> **The data**:

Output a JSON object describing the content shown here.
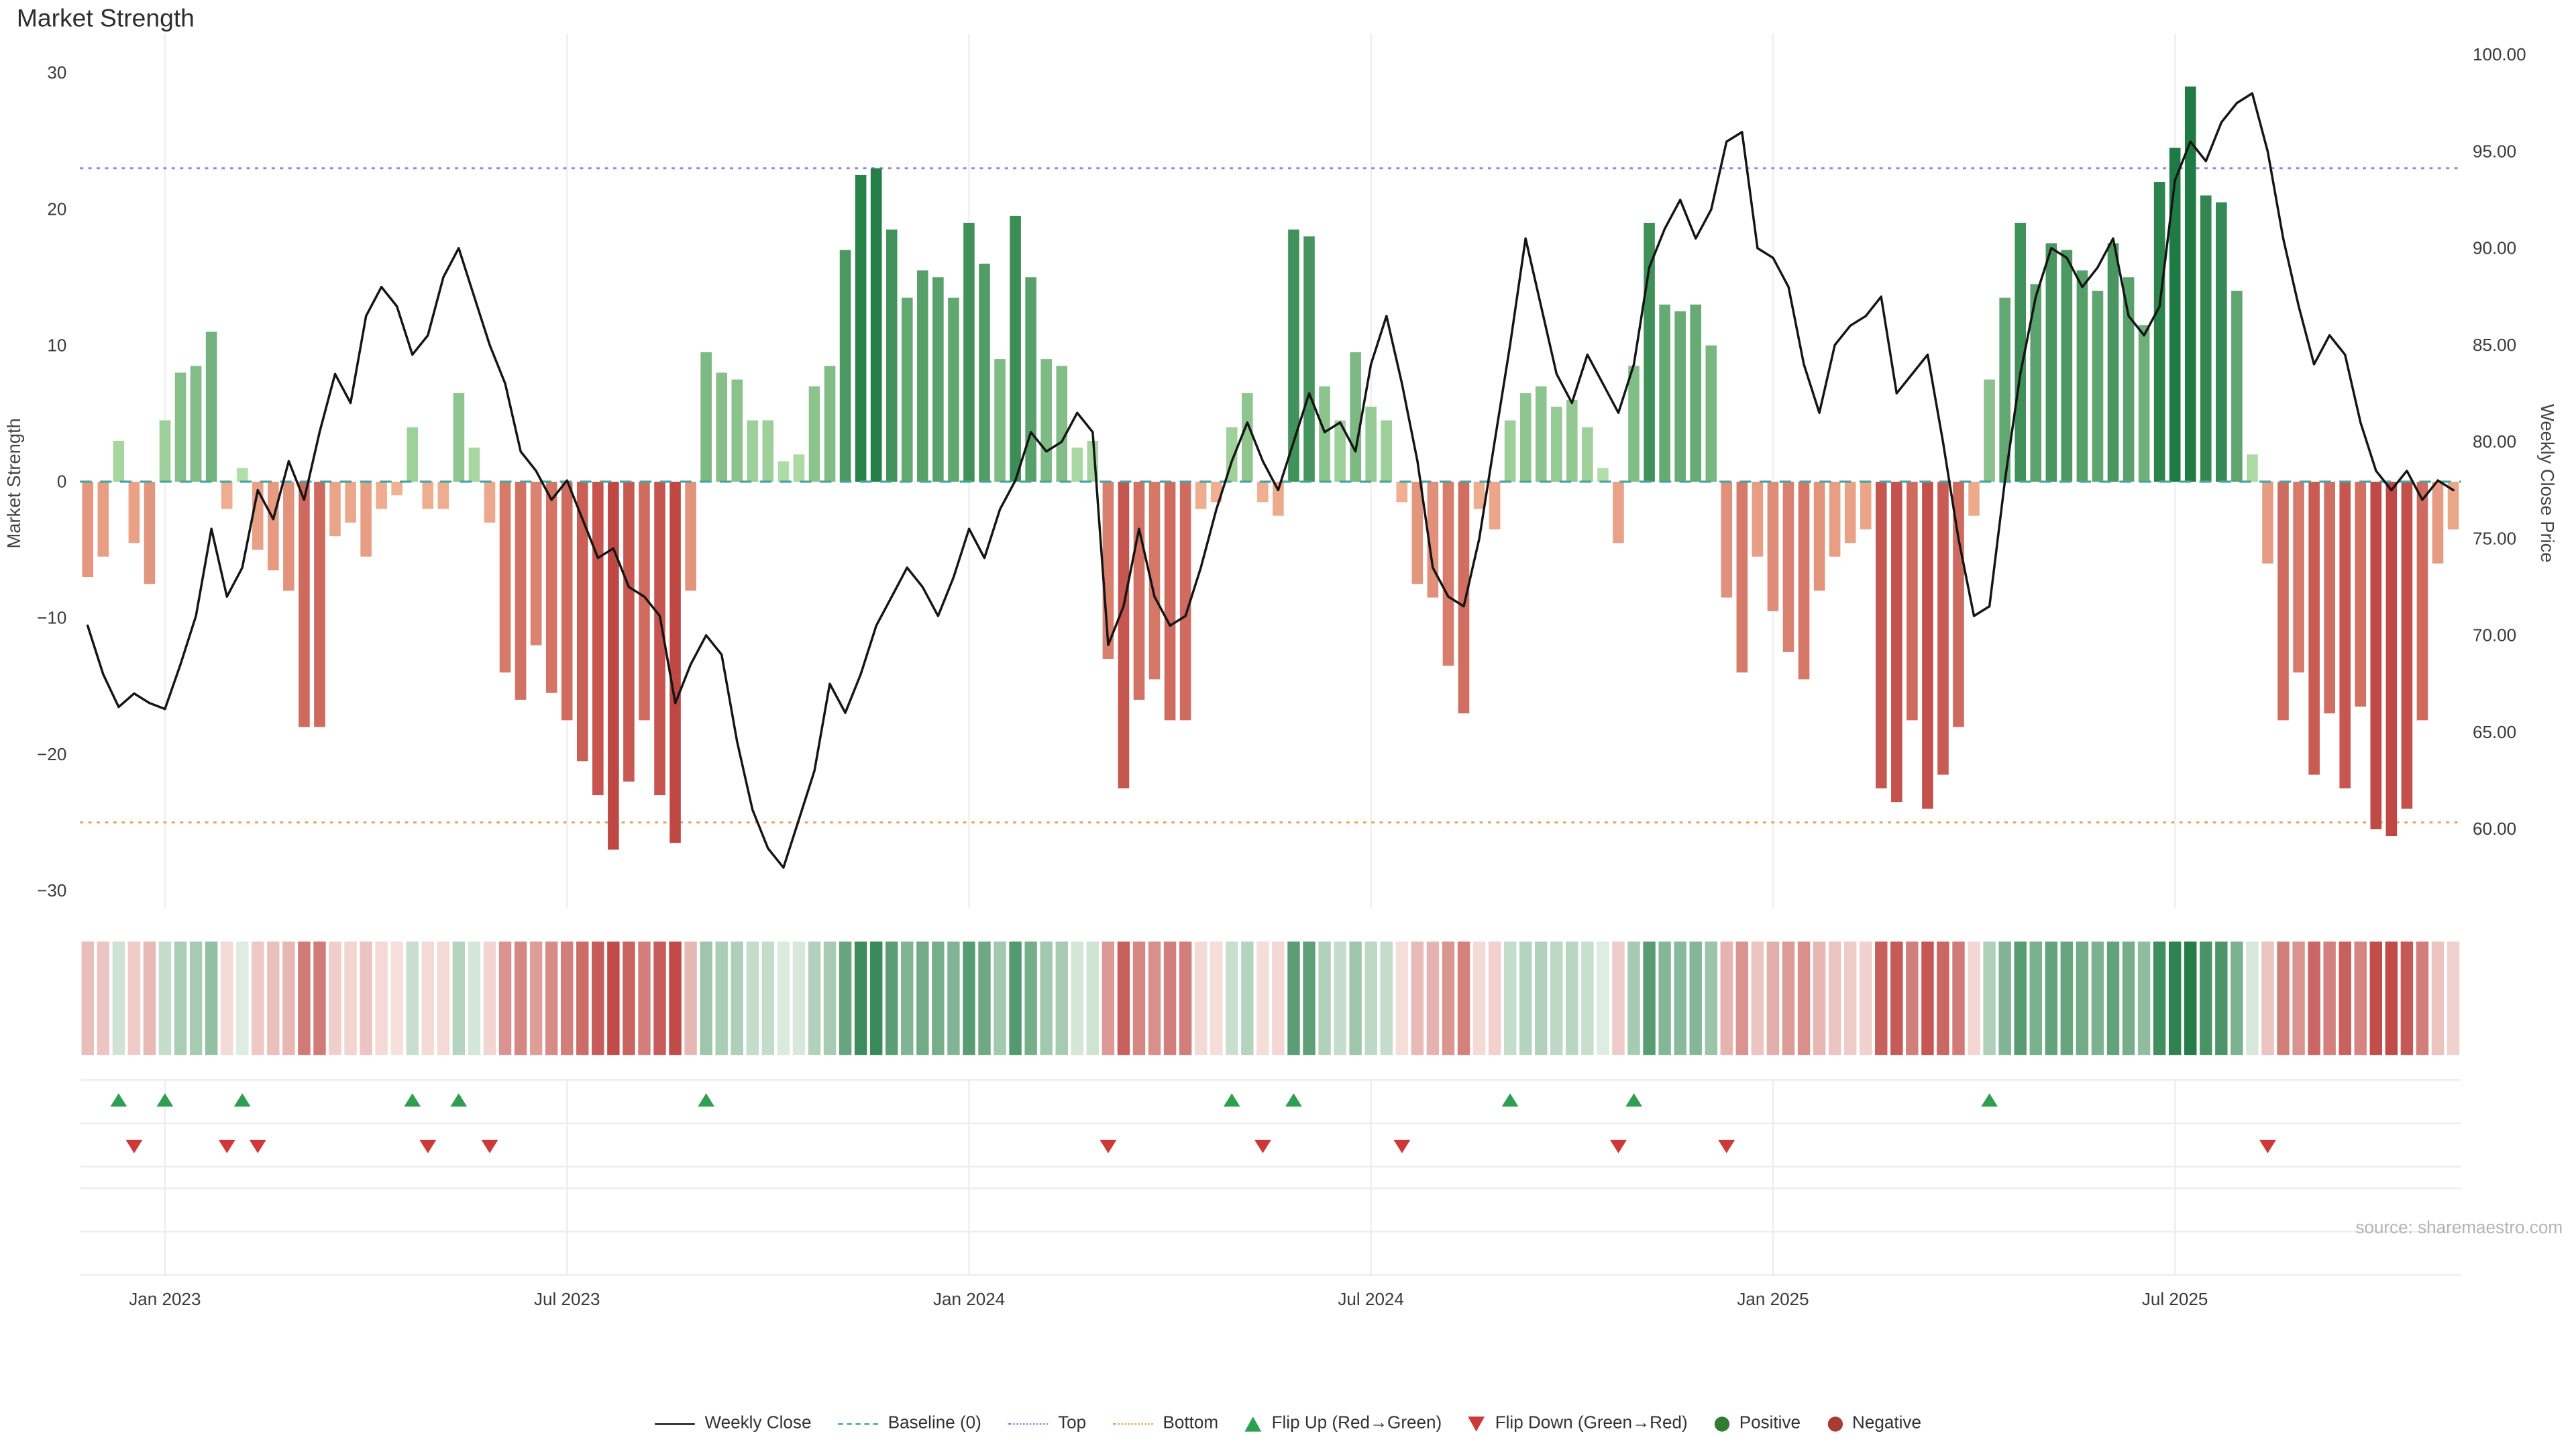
{
  "chart_data": {
    "type": "combo",
    "title": "Market Strength",
    "x_tick_labels": [
      "Jan 2023",
      "Jul 2023",
      "Jan 2024",
      "Jul 2024",
      "Jan 2025",
      "Jul 2025"
    ],
    "x_tick_indices": [
      5,
      31,
      57,
      83,
      109,
      135
    ],
    "start_date": "2022-11-28",
    "frequency": "weekly",
    "left_axis": {
      "label": "Market Strength",
      "ticks": [
        30,
        20,
        10,
        0,
        -10,
        -20,
        -30
      ],
      "range": [
        -31.3,
        32.9
      ]
    },
    "right_axis": {
      "label": "Weekly Close Price",
      "ticks": [
        100,
        95,
        90,
        85,
        80,
        75,
        70,
        65,
        60
      ],
      "range": [
        55.9,
        101.1
      ]
    },
    "reference_lines": {
      "baseline": 0,
      "top": 23,
      "bottom": -25
    },
    "series": [
      {
        "name": "Market Strength",
        "type": "bar",
        "axis": "left",
        "values": [
          -7,
          -5.5,
          3,
          -4.5,
          -7.5,
          4.5,
          8,
          8.5,
          11,
          -2,
          1,
          -5,
          -6.5,
          -8,
          -18,
          -18,
          -4,
          -3,
          -5.5,
          -2,
          -1,
          4,
          -2,
          -2,
          6.5,
          2.5,
          -3,
          -14,
          -16,
          -12,
          -15.5,
          -17.5,
          -20.5,
          -23,
          -27,
          -22,
          -17.5,
          -23,
          -26.5,
          -8,
          9.5,
          8,
          7.5,
          4.5,
          4.5,
          1.5,
          2,
          7,
          8.5,
          17,
          22.5,
          23,
          18.5,
          13.5,
          15.5,
          15,
          13.5,
          19,
          16,
          9,
          19.5,
          15,
          9,
          8.5,
          2.5,
          3,
          -13,
          -22.5,
          -16,
          -14.5,
          -17.5,
          -17.5,
          -2,
          -1.5,
          4,
          6.5,
          -1.5,
          -2.5,
          18.5,
          18,
          7,
          4.5,
          9.5,
          5.5,
          4.5,
          -1.5,
          -7.5,
          -8.5,
          -13.5,
          -17,
          -2,
          -3.5,
          4.5,
          6.5,
          7,
          5.5,
          6,
          4,
          1,
          -4.5,
          8.5,
          19,
          13,
          12.5,
          13,
          10,
          -8.5,
          -14,
          -5.5,
          -9.5,
          -12.5,
          -14.5,
          -8,
          -5.5,
          -4.5,
          -3.5,
          -22.5,
          -23.5,
          -17.5,
          -24,
          -21.5,
          -18,
          -2.5,
          7.5,
          13.5,
          19,
          14.5,
          17.5,
          17,
          15.5,
          14,
          17.5,
          15,
          11.5,
          22,
          24.5,
          29,
          21,
          20.5,
          14,
          2,
          -6,
          -17.5,
          -14,
          -21.5,
          -17,
          -22.5,
          -16.5,
          -25.5,
          -26,
          -24,
          -17.5,
          -6,
          -3.5
        ]
      },
      {
        "name": "Weekly Close",
        "type": "line",
        "axis": "right",
        "values": [
          70.5,
          68.0,
          66.3,
          67.0,
          66.5,
          66.2,
          68.5,
          71.0,
          75.5,
          72.0,
          73.5,
          77.5,
          76.0,
          79.0,
          77.0,
          80.5,
          83.5,
          82.0,
          86.5,
          88.0,
          87.0,
          84.5,
          85.5,
          88.5,
          90.0,
          87.5,
          85.0,
          83.0,
          79.5,
          78.5,
          77.0,
          78.0,
          76.0,
          74.0,
          74.5,
          72.5,
          72.0,
          71.0,
          66.5,
          68.5,
          70.0,
          69.0,
          64.5,
          61.0,
          59.0,
          58.0,
          60.5,
          63.0,
          67.5,
          66.0,
          68.0,
          70.5,
          72.0,
          73.5,
          72.5,
          71.0,
          73.0,
          75.5,
          74.0,
          76.5,
          78.0,
          80.5,
          79.5,
          80.0,
          81.5,
          80.5,
          69.5,
          71.5,
          75.5,
          72.0,
          70.5,
          71.0,
          73.5,
          76.5,
          79.0,
          81.0,
          79.0,
          77.5,
          80.0,
          82.5,
          80.5,
          81.0,
          79.5,
          84.0,
          86.5,
          83.0,
          79.0,
          73.5,
          72.0,
          71.5,
          75.0,
          80.0,
          85.0,
          90.5,
          87.0,
          83.5,
          82.0,
          84.5,
          83.0,
          81.5,
          84.0,
          89.0,
          91.0,
          92.5,
          90.5,
          92.0,
          95.5,
          96.0,
          90.0,
          89.5,
          88.0,
          84.0,
          81.5,
          85.0,
          86.0,
          86.5,
          87.5,
          82.5,
          83.5,
          84.5,
          80.0,
          75.0,
          71.0,
          71.5,
          78.0,
          83.5,
          87.5,
          90.0,
          89.5,
          88.0,
          89.0,
          90.5,
          86.5,
          85.5,
          87.0,
          93.5,
          95.5,
          94.5,
          96.5,
          97.5,
          98.0,
          95.0,
          90.5,
          87.0,
          84.0,
          85.5,
          84.5,
          81.0,
          78.5,
          77.5,
          78.5,
          77.0,
          78.0,
          77.5
        ]
      }
    ],
    "heatmap_strip": "same values as Market Strength bars, rendered as a color band",
    "flip_markers": "flip-up marker where bar sign changes red to green; flip-down marker where bar sign changes green to red"
  },
  "colors": {
    "positive_dark": "#1f7a43",
    "positive_light": "#b9e2ad",
    "negative_dark": "#bf4845",
    "negative_light": "#f2b595",
    "line": "#151515",
    "baseline": "#46a5a0",
    "top_line": "#8d8ddb",
    "bottom_line": "#e9a45b",
    "flip_up": "#2e9e50",
    "flip_down": "#cf3838",
    "grid": "#efefef"
  },
  "source": {
    "text": "source: sharemaestro.com"
  },
  "legend": {
    "items": [
      {
        "label": "Weekly Close",
        "symbol": "black-line"
      },
      {
        "label": "Baseline (0)",
        "symbol": "teal-dashed-line"
      },
      {
        "label": "Top",
        "symbol": "purple-dotted-line"
      },
      {
        "label": "Bottom",
        "symbol": "orange-dotted-line"
      },
      {
        "label": "Flip Up (Red→Green)",
        "symbol": "green-up-triangle"
      },
      {
        "label": "Flip Down (Green→Red)",
        "symbol": "red-down-triangle"
      },
      {
        "label": "Positive",
        "symbol": "green-dot"
      },
      {
        "label": "Negative",
        "symbol": "red-dot"
      }
    ]
  }
}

> **Instructions to follow**:
Take the entries shown above and quote them verbatim, passing over the pictures.

> **Answer below**:
Output a JSON object describing the content shown here.
{
  "chart_data": {
    "type": "combo",
    "title": "Market Strength",
    "x_tick_labels": [
      "Jan 2023",
      "Jul 2023",
      "Jan 2024",
      "Jul 2024",
      "Jan 2025",
      "Jul 2025"
    ],
    "x_tick_indices": [
      5,
      31,
      57,
      83,
      109,
      135
    ],
    "start_date": "2022-11-28",
    "frequency": "weekly",
    "left_axis": {
      "label": "Market Strength",
      "ticks": [
        30,
        20,
        10,
        0,
        -10,
        -20,
        -30
      ],
      "range": [
        -31.3,
        32.9
      ]
    },
    "right_axis": {
      "label": "Weekly Close Price",
      "ticks": [
        100,
        95,
        90,
        85,
        80,
        75,
        70,
        65,
        60
      ],
      "range": [
        55.9,
        101.1
      ]
    },
    "reference_lines": {
      "baseline": 0,
      "top": 23,
      "bottom": -25
    },
    "series": [
      {
        "name": "Market Strength",
        "type": "bar",
        "axis": "left",
        "values": [
          -7,
          -5.5,
          3,
          -4.5,
          -7.5,
          4.5,
          8,
          8.5,
          11,
          -2,
          1,
          -5,
          -6.5,
          -8,
          -18,
          -18,
          -4,
          -3,
          -5.5,
          -2,
          -1,
          4,
          -2,
          -2,
          6.5,
          2.5,
          -3,
          -14,
          -16,
          -12,
          -15.5,
          -17.5,
          -20.5,
          -23,
          -27,
          -22,
          -17.5,
          -23,
          -26.5,
          -8,
          9.5,
          8,
          7.5,
          4.5,
          4.5,
          1.5,
          2,
          7,
          8.5,
          17,
          22.5,
          23,
          18.5,
          13.5,
          15.5,
          15,
          13.5,
          19,
          16,
          9,
          19.5,
          15,
          9,
          8.5,
          2.5,
          3,
          -13,
          -22.5,
          -16,
          -14.5,
          -17.5,
          -17.5,
          -2,
          -1.5,
          4,
          6.5,
          -1.5,
          -2.5,
          18.5,
          18,
          7,
          4.5,
          9.5,
          5.5,
          4.5,
          -1.5,
          -7.5,
          -8.5,
          -13.5,
          -17,
          -2,
          -3.5,
          4.5,
          6.5,
          7,
          5.5,
          6,
          4,
          1,
          -4.5,
          8.5,
          19,
          13,
          12.5,
          13,
          10,
          -8.5,
          -14,
          -5.5,
          -9.5,
          -12.5,
          -14.5,
          -8,
          -5.5,
          -4.5,
          -3.5,
          -22.5,
          -23.5,
          -17.5,
          -24,
          -21.5,
          -18,
          -2.5,
          7.5,
          13.5,
          19,
          14.5,
          17.5,
          17,
          15.5,
          14,
          17.5,
          15,
          11.5,
          22,
          24.5,
          29,
          21,
          20.5,
          14,
          2,
          -6,
          -17.5,
          -14,
          -21.5,
          -17,
          -22.5,
          -16.5,
          -25.5,
          -26,
          -24,
          -17.5,
          -6,
          -3.5
        ]
      },
      {
        "name": "Weekly Close",
        "type": "line",
        "axis": "right",
        "values": [
          70.5,
          68.0,
          66.3,
          67.0,
          66.5,
          66.2,
          68.5,
          71.0,
          75.5,
          72.0,
          73.5,
          77.5,
          76.0,
          79.0,
          77.0,
          80.5,
          83.5,
          82.0,
          86.5,
          88.0,
          87.0,
          84.5,
          85.5,
          88.5,
          90.0,
          87.5,
          85.0,
          83.0,
          79.5,
          78.5,
          77.0,
          78.0,
          76.0,
          74.0,
          74.5,
          72.5,
          72.0,
          71.0,
          66.5,
          68.5,
          70.0,
          69.0,
          64.5,
          61.0,
          59.0,
          58.0,
          60.5,
          63.0,
          67.5,
          66.0,
          68.0,
          70.5,
          72.0,
          73.5,
          72.5,
          71.0,
          73.0,
          75.5,
          74.0,
          76.5,
          78.0,
          80.5,
          79.5,
          80.0,
          81.5,
          80.5,
          69.5,
          71.5,
          75.5,
          72.0,
          70.5,
          71.0,
          73.5,
          76.5,
          79.0,
          81.0,
          79.0,
          77.5,
          80.0,
          82.5,
          80.5,
          81.0,
          79.5,
          84.0,
          86.5,
          83.0,
          79.0,
          73.5,
          72.0,
          71.5,
          75.0,
          80.0,
          85.0,
          90.5,
          87.0,
          83.5,
          82.0,
          84.5,
          83.0,
          81.5,
          84.0,
          89.0,
          91.0,
          92.5,
          90.5,
          92.0,
          95.5,
          96.0,
          90.0,
          89.5,
          88.0,
          84.0,
          81.5,
          85.0,
          86.0,
          86.5,
          87.5,
          82.5,
          83.5,
          84.5,
          80.0,
          75.0,
          71.0,
          71.5,
          78.0,
          83.5,
          87.5,
          90.0,
          89.5,
          88.0,
          89.0,
          90.5,
          86.5,
          85.5,
          87.0,
          93.5,
          95.5,
          94.5,
          96.5,
          97.5,
          98.0,
          95.0,
          90.5,
          87.0,
          84.0,
          85.5,
          84.5,
          81.0,
          78.5,
          77.5,
          78.5,
          77.0,
          78.0,
          77.5
        ]
      }
    ],
    "heatmap_strip": "same values as Market Strength bars, rendered as a color band",
    "flip_markers": "flip-up marker where bar sign changes red to green; flip-down marker where bar sign changes green to red"
  },
  "colors": {
    "positive_dark": "#1f7a43",
    "positive_light": "#b9e2ad",
    "negative_dark": "#bf4845",
    "negative_light": "#f2b595",
    "line": "#151515",
    "baseline": "#46a5a0",
    "top_line": "#8d8ddb",
    "bottom_line": "#e9a45b",
    "flip_up": "#2e9e50",
    "flip_down": "#cf3838",
    "grid": "#efefef"
  },
  "source": {
    "text": "source: sharemaestro.com"
  },
  "legend": {
    "items": [
      {
        "label": "Weekly Close",
        "symbol": "black-line"
      },
      {
        "label": "Baseline (0)",
        "symbol": "teal-dashed-line"
      },
      {
        "label": "Top",
        "symbol": "purple-dotted-line"
      },
      {
        "label": "Bottom",
        "symbol": "orange-dotted-line"
      },
      {
        "label": "Flip Up (Red→Green)",
        "symbol": "green-up-triangle"
      },
      {
        "label": "Flip Down (Green→Red)",
        "symbol": "red-down-triangle"
      },
      {
        "label": "Positive",
        "symbol": "green-dot"
      },
      {
        "label": "Negative",
        "symbol": "red-dot"
      }
    ]
  }
}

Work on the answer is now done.